──────── DATASET EXTRACT

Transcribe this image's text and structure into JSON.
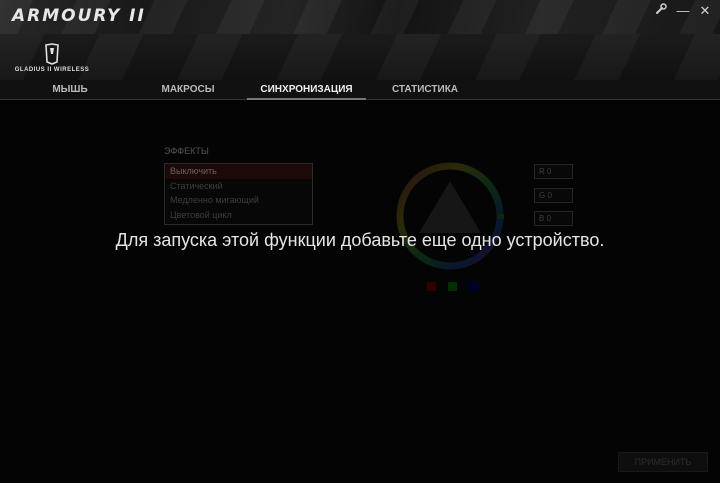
{
  "window": {
    "title": "ARMOURY II",
    "settings_icon": "wrench-icon",
    "minimize_label": "—",
    "close_label": "✕"
  },
  "device": {
    "name": "GLADIUS II WIRELESS",
    "icon": "rog-mouse-logo-icon"
  },
  "tabs": [
    {
      "label": "МЫШЬ",
      "active": false
    },
    {
      "label": "МАКРОСЫ",
      "active": false
    },
    {
      "label": "СИНХРОНИЗАЦИЯ",
      "active": true
    },
    {
      "label": "СТАТИСТИКА",
      "active": false
    }
  ],
  "effects": {
    "title": "ЭФФЕКТЫ",
    "items": [
      "Выключить",
      "Статический",
      "Медленно мигающий",
      "Цветовой цикл"
    ],
    "selected_index": 0
  },
  "color": {
    "fields": [
      "0",
      "0",
      "0"
    ],
    "field_labels": [
      "R",
      "G",
      "B"
    ],
    "swatches": [
      "#c00000",
      "#00a000",
      "#0000c0"
    ]
  },
  "overlay": {
    "message": "Для запуска этой функции добавьте еще одно устройство."
  },
  "footer": {
    "apply_label": "ПРИМЕНИТЬ"
  }
}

────────────────

** WORK INSTRUCTIONS **
Quote in full the listing given above; the images are to be left out.

** RESPONSE FOR THIS EXERCISE **
Transcribe this image's text and structure into JSON.
{
  "window": {
    "title": "ARMOURY II",
    "settings_icon": "wrench-icon",
    "minimize_label": "—",
    "close_label": "✕"
  },
  "device": {
    "name": "GLADIUS II WIRELESS",
    "icon": "rog-mouse-logo-icon"
  },
  "tabs": [
    {
      "label": "МЫШЬ",
      "active": false
    },
    {
      "label": "МАКРОСЫ",
      "active": false
    },
    {
      "label": "СИНХРОНИЗАЦИЯ",
      "active": true
    },
    {
      "label": "СТАТИСТИКА",
      "active": false
    }
  ],
  "effects": {
    "title": "ЭФФЕКТЫ",
    "items": [
      "Выключить",
      "Статический",
      "Медленно мигающий",
      "Цветовой цикл"
    ],
    "selected_index": 0
  },
  "color": {
    "fields": [
      "0",
      "0",
      "0"
    ],
    "field_labels": [
      "R",
      "G",
      "B"
    ],
    "swatches": [
      "#c00000",
      "#00a000",
      "#0000c0"
    ]
  },
  "overlay": {
    "message": "Для запуска этой функции добавьте еще одно устройство."
  },
  "footer": {
    "apply_label": "ПРИМЕНИТЬ"
  }
}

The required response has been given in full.